* EXERCISE INPUTS:
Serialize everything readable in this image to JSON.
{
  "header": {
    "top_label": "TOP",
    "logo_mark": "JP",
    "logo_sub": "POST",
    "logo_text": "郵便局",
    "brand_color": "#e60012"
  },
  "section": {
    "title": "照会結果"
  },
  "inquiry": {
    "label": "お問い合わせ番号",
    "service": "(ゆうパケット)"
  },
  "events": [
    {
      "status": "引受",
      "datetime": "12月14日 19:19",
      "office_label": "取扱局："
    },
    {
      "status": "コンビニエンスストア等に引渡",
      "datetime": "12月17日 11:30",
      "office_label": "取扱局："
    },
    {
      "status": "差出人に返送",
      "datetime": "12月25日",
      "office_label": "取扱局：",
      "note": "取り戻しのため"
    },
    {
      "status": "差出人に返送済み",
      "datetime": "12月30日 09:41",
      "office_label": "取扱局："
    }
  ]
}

* DO THIS:
Find each line holding "datetime". Copy it out.

* RESPONSE:
      "datetime": "12月14日 19:19",
      "datetime": "12月17日 11:30",
      "datetime": "12月25日",
      "datetime": "12月30日 09:41",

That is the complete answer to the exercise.